**ПИСЬМЕННОЕ ЗАДАНИЕ:** Перепишите все строки записей ниже, заменив «insight-text» на «tip-text» и ничего больше не меняя. Изображения в ответ не включайте.

**ПРЕДОСТАВЛЕННЫЕ ЗАПИСИ:**
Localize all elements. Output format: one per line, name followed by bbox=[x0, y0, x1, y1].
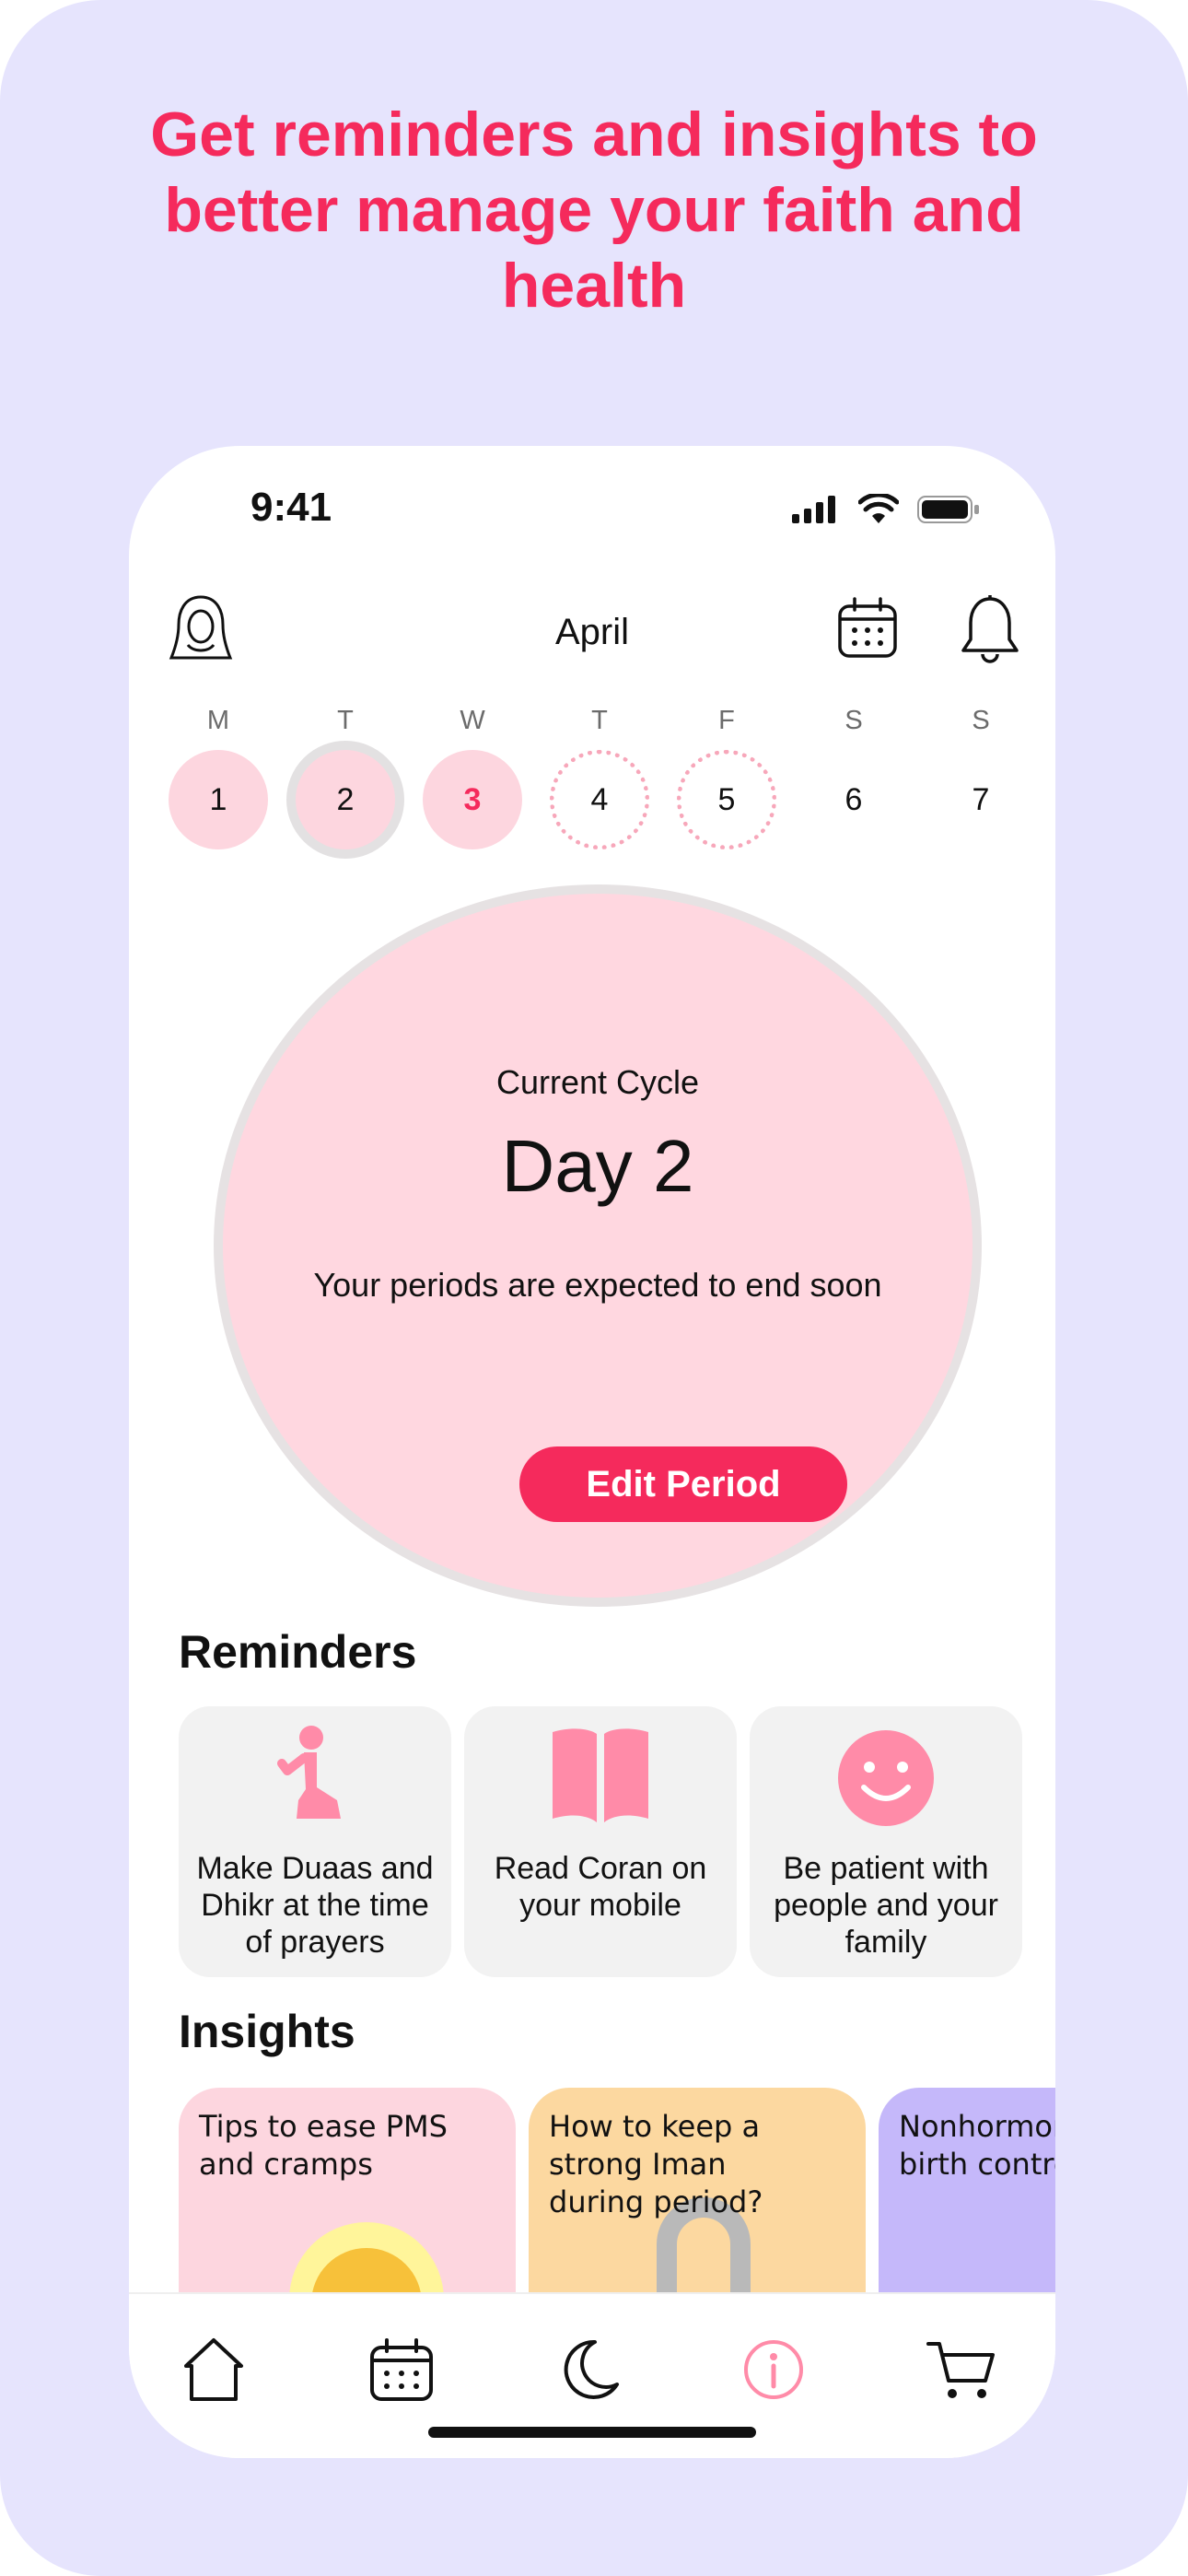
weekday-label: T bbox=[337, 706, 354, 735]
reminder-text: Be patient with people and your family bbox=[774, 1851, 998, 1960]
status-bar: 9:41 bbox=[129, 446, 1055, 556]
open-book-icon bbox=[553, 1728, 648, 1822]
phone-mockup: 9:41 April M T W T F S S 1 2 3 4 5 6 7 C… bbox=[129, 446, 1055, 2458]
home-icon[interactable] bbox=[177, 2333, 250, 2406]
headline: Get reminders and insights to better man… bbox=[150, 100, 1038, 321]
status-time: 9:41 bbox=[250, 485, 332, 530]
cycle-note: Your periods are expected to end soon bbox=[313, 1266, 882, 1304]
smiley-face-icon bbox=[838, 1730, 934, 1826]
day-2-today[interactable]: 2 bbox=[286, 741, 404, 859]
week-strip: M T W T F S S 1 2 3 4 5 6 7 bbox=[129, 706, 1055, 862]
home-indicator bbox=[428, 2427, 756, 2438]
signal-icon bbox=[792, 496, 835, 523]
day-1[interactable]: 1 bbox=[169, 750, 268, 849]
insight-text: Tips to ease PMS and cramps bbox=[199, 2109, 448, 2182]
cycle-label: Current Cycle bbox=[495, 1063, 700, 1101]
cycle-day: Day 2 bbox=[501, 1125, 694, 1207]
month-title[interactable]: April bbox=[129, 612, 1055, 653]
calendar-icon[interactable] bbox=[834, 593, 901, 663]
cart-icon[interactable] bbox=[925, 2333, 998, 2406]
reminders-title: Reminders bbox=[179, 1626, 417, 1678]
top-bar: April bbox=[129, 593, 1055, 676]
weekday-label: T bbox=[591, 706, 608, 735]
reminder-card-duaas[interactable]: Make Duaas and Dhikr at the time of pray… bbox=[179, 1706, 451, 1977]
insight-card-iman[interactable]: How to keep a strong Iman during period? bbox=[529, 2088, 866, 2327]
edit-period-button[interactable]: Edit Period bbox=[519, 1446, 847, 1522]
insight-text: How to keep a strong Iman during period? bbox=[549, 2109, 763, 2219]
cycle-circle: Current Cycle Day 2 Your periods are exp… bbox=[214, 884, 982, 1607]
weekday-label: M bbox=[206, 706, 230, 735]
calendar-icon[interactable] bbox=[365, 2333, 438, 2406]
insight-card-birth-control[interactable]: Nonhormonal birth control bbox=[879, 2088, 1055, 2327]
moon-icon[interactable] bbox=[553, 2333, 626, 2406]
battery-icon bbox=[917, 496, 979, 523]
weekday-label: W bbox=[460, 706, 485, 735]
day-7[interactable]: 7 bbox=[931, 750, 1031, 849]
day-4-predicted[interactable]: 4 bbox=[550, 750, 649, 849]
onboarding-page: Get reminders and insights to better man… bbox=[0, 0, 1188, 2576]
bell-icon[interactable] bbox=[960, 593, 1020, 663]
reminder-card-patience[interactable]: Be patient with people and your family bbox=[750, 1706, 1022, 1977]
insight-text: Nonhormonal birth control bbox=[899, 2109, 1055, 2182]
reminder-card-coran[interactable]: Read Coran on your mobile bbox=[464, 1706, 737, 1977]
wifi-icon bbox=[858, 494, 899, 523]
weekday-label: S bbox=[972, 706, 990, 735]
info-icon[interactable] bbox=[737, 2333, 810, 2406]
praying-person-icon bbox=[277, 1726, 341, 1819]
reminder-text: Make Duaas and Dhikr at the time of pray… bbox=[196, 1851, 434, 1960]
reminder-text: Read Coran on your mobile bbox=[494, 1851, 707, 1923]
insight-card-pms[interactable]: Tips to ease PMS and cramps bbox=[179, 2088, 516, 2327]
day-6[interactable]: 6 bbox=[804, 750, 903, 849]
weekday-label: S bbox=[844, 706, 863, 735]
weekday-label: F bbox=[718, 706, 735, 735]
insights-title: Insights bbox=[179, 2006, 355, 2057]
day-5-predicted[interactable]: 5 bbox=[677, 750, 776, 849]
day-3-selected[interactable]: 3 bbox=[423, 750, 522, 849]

**ПРАВИЛЬНЫЙ ОТВЕТ:**
Localize all elements. Output format: one per line, name followed by bbox=[x0, y0, x1, y1].
weekday-label: T bbox=[337, 706, 354, 735]
reminder-text: Be patient with people and your family bbox=[774, 1851, 998, 1960]
status-bar: 9:41 bbox=[129, 446, 1055, 556]
open-book-icon bbox=[553, 1728, 648, 1822]
phone-mockup: 9:41 April M T W T F S S 1 2 3 4 5 6 7 C… bbox=[129, 446, 1055, 2458]
home-icon[interactable] bbox=[177, 2333, 250, 2406]
headline: Get reminders and insights to better man… bbox=[150, 100, 1038, 321]
status-time: 9:41 bbox=[250, 485, 332, 530]
cycle-note: Your periods are expected to end soon bbox=[313, 1266, 882, 1304]
smiley-face-icon bbox=[838, 1730, 934, 1826]
day-2-today[interactable]: 2 bbox=[286, 741, 404, 859]
week-strip: M T W T F S S 1 2 3 4 5 6 7 bbox=[129, 706, 1055, 862]
home-indicator bbox=[428, 2427, 756, 2438]
signal-icon bbox=[792, 496, 835, 523]
day-1[interactable]: 1 bbox=[169, 750, 268, 849]
tip-text: Tips to ease PMS and cramps bbox=[199, 2109, 448, 2182]
cycle-label: Current Cycle bbox=[495, 1063, 700, 1101]
cycle-day: Day 2 bbox=[501, 1125, 694, 1207]
month-title[interactable]: April bbox=[129, 612, 1055, 653]
calendar-icon[interactable] bbox=[834, 593, 901, 663]
cart-icon[interactable] bbox=[925, 2333, 998, 2406]
reminders-title: Reminders bbox=[179, 1626, 417, 1678]
top-bar: April bbox=[129, 593, 1055, 676]
weekday-label: T bbox=[591, 706, 608, 735]
reminder-card-duaas[interactable]: Make Duaas and Dhikr at the time of pray… bbox=[179, 1706, 451, 1977]
insight-card-iman[interactable]: How to keep a strong Iman during period? bbox=[529, 2088, 866, 2327]
edit-period-button[interactable]: Edit Period bbox=[519, 1446, 847, 1522]
tip-text: How to keep a strong Iman during period? bbox=[549, 2109, 763, 2219]
cycle-circle: Current Cycle Day 2 Your periods are exp… bbox=[214, 884, 982, 1607]
weekday-label: M bbox=[206, 706, 230, 735]
calendar-icon[interactable] bbox=[365, 2333, 438, 2406]
insight-card-birth-control[interactable]: Nonhormonal birth control bbox=[879, 2088, 1055, 2327]
moon-icon[interactable] bbox=[553, 2333, 626, 2406]
battery-icon bbox=[917, 496, 979, 523]
weekday-label: W bbox=[460, 706, 485, 735]
day-7[interactable]: 7 bbox=[931, 750, 1031, 849]
day-4-predicted[interactable]: 4 bbox=[550, 750, 649, 849]
onboarding-page: Get reminders and insights to better man… bbox=[0, 0, 1188, 2576]
bell-icon[interactable] bbox=[960, 593, 1020, 663]
reminder-card-patience[interactable]: Be patient with people and your family bbox=[750, 1706, 1022, 1977]
tip-text: Nonhormonal birth control bbox=[899, 2109, 1055, 2182]
reminder-card-coran[interactable]: Read Coran on your mobile bbox=[464, 1706, 737, 1977]
wifi-icon bbox=[858, 494, 899, 523]
weekday-label: S bbox=[972, 706, 990, 735]
info-icon[interactable] bbox=[737, 2333, 810, 2406]
praying-person-icon bbox=[277, 1726, 341, 1819]
reminder-text: Make Duaas and Dhikr at the time of pray… bbox=[196, 1851, 434, 1960]
reminder-text: Read Coran on your mobile bbox=[494, 1851, 707, 1923]
insight-card-pms[interactable]: Tips to ease PMS and cramps bbox=[179, 2088, 516, 2327]
day-6[interactable]: 6 bbox=[804, 750, 903, 849]
weekday-label: S bbox=[844, 706, 863, 735]
weekday-label: F bbox=[718, 706, 735, 735]
insights-title: Insights bbox=[179, 2006, 355, 2057]
day-5-predicted[interactable]: 5 bbox=[677, 750, 776, 849]
day-3-selected[interactable]: 3 bbox=[423, 750, 522, 849]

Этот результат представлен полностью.